WORK INSTRUCTIONS :: Quote every row below verbatim, omitting the picture.
╭─ SUPPLIED RECORDS
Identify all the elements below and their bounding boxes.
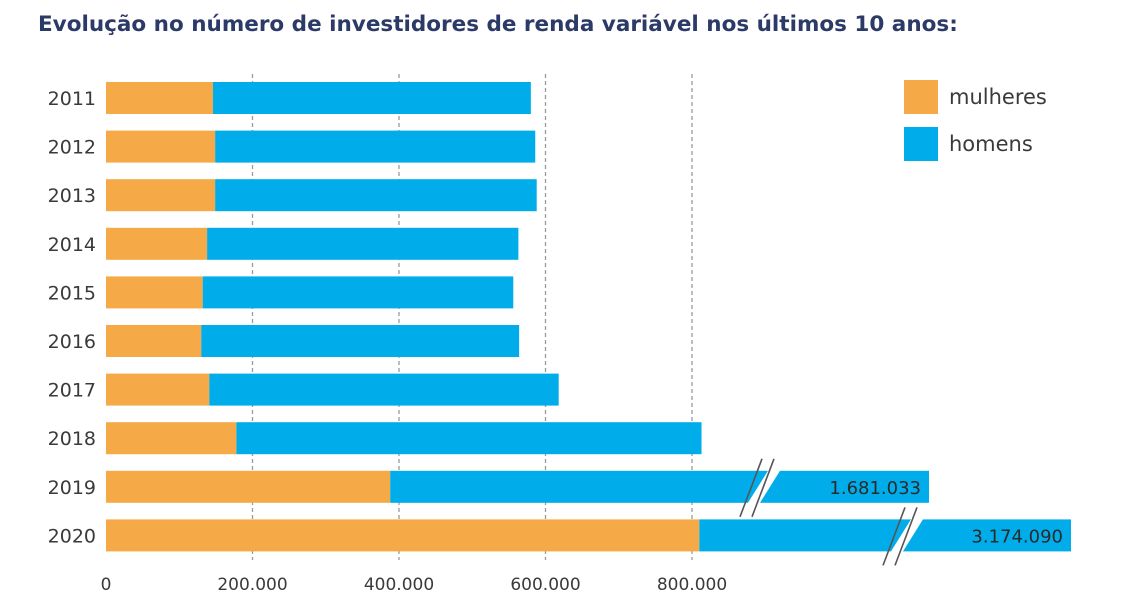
data-label-total-2020: 3.174.090 — [971, 526, 1063, 547]
bar-homens-2017 — [209, 373, 559, 406]
y-label-2017: 2017 — [48, 380, 96, 402]
y-label-2013: 2013 — [48, 185, 96, 207]
bar-homens-2012 — [215, 130, 536, 163]
legend-label-mulheres: mulheres — [949, 85, 1047, 109]
y-label-2012: 2012 — [48, 137, 96, 159]
legend-item-mulheres: mulheres — [904, 80, 1047, 114]
bar-mulheres-2012 — [106, 130, 216, 163]
y-label-2011: 2011 — [48, 88, 96, 110]
bar-mulheres-2020 — [106, 519, 700, 552]
bar-mulheres-2014 — [106, 227, 208, 260]
bar-homens-2016 — [201, 325, 520, 357]
bar-mulheres-2016 — [106, 325, 202, 357]
bar-mulheres-2013 — [106, 179, 216, 212]
legend-swatch-mulheres — [904, 80, 938, 114]
bar-homens-2014 — [207, 227, 519, 260]
y-label-2020: 2020 — [48, 525, 96, 547]
bar-homens-2011 — [212, 82, 531, 114]
y-label-2019: 2019 — [48, 477, 96, 499]
y-label-2014: 2014 — [48, 234, 96, 256]
data-label-total-2019: 1.681.033 — [829, 478, 921, 499]
x-tick-label: 600.000 — [510, 575, 580, 595]
bar-mulheres-2011 — [106, 82, 213, 114]
bar-homens-2018 — [236, 422, 702, 455]
bars — [106, 82, 1071, 552]
x-tick-label: 0 — [101, 575, 112, 595]
bar-homens-2013 — [215, 179, 537, 212]
x-tick-label: 400.000 — [364, 575, 434, 595]
legend-swatch-homens — [904, 127, 938, 161]
bar-homens-2020 — [699, 519, 1071, 552]
bar-homens-2019 — [390, 470, 930, 503]
bar-mulheres-2015 — [106, 276, 203, 309]
axis-break-line-2019 — [751, 458, 775, 518]
axis-break-line-2019 — [739, 458, 763, 518]
x-tick-label: 800.000 — [657, 575, 727, 595]
axis-break-line-2020 — [882, 507, 906, 566]
y-axis-labels: 2011 2012 2013 2014 2015 2016 2017 2018 2019 2020 — [48, 88, 96, 547]
bar-mulheres-2019 — [106, 470, 391, 503]
x-tick-label: 200.000 — [217, 575, 287, 595]
annotations: 1.681.033 3.174.090 — [739, 458, 1063, 566]
y-label-2016: 2016 — [48, 331, 96, 353]
bar-homens-2015 — [202, 276, 514, 309]
bar-mulheres-2017 — [106, 373, 210, 406]
legend: mulheres homens — [904, 80, 1047, 174]
legend-label-homens: homens — [949, 132, 1033, 156]
axis-break-line-2020 — [894, 507, 918, 566]
y-label-2018: 2018 — [48, 428, 96, 450]
legend-item-homens: homens — [904, 127, 1047, 161]
x-axis-labels: 0 200.000 400.000 600.000 800.000 — [101, 575, 728, 595]
y-label-2015: 2015 — [48, 282, 96, 304]
chart-title: Evolução no número de investidores de re… — [38, 12, 958, 37]
bar-mulheres-2018 — [106, 422, 237, 455]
╰─
COMPLETED TASK ::
Identify all the elements below and their bounding boxes.
data-label-total-2020: 3.174.090 — [971, 526, 1063, 547]
bar-homens-2017 — [209, 373, 559, 406]
y-label-2017: 2017 — [48, 380, 96, 402]
y-label-2013: 2013 — [48, 185, 96, 207]
bar-homens-2012 — [215, 130, 536, 163]
legend-label-mulheres: mulheres — [949, 85, 1047, 109]
y-label-2012: 2012 — [48, 137, 96, 159]
legend-item-mulheres: mulheres — [904, 80, 1047, 114]
bar-mulheres-2012 — [106, 130, 216, 163]
y-label-2011: 2011 — [48, 88, 96, 110]
bar-mulheres-2020 — [106, 519, 700, 552]
bar-mulheres-2014 — [106, 227, 208, 260]
bar-homens-2016 — [201, 325, 520, 357]
bar-mulheres-2016 — [106, 325, 202, 357]
bar-mulheres-2013 — [106, 179, 216, 212]
legend-swatch-mulheres — [904, 80, 938, 114]
bar-homens-2014 — [207, 227, 519, 260]
y-label-2020: 2020 — [48, 525, 96, 547]
bar-homens-2011 — [212, 82, 531, 114]
y-label-2019: 2019 — [48, 477, 96, 499]
y-label-2014: 2014 — [48, 234, 96, 256]
data-label-total-2019: 1.681.033 — [829, 478, 921, 499]
x-tick-label: 600.000 — [510, 575, 580, 595]
bar-mulheres-2011 — [106, 82, 213, 114]
bar-homens-2018 — [236, 422, 702, 455]
bars — [106, 82, 1071, 552]
x-tick-label: 0 — [101, 575, 112, 595]
bar-homens-2013 — [215, 179, 537, 212]
x-tick-label: 400.000 — [364, 575, 434, 595]
legend-swatch-homens — [904, 127, 938, 161]
bar-homens-2020 — [699, 519, 1071, 552]
bar-homens-2019 — [390, 470, 930, 503]
bar-mulheres-2015 — [106, 276, 203, 309]
axis-break-line-2019 — [751, 458, 775, 518]
axis-break-line-2019 — [739, 458, 763, 518]
x-tick-label: 800.000 — [657, 575, 727, 595]
axis-break-line-2020 — [882, 507, 906, 566]
y-axis-labels: 2011 2012 2013 2014 2015 2016 2017 2018 2019 2020 — [48, 88, 96, 547]
bar-mulheres-2019 — [106, 470, 391, 503]
x-tick-label: 200.000 — [217, 575, 287, 595]
annotations: 1.681.033 3.174.090 — [739, 458, 1063, 566]
y-label-2016: 2016 — [48, 331, 96, 353]
bar-homens-2015 — [202, 276, 514, 309]
bar-mulheres-2017 — [106, 373, 210, 406]
legend: mulheres homens — [904, 80, 1047, 174]
legend-label-homens: homens — [949, 132, 1033, 156]
axis-break-line-2020 — [894, 507, 918, 566]
y-label-2018: 2018 — [48, 428, 96, 450]
legend-item-homens: homens — [904, 127, 1047, 161]
x-axis-labels: 0 200.000 400.000 600.000 800.000 — [101, 575, 728, 595]
y-label-2015: 2015 — [48, 282, 96, 304]
chart-title: Evolução no número de investidores de re… — [38, 12, 958, 37]
bar-mulheres-2018 — [106, 422, 237, 455]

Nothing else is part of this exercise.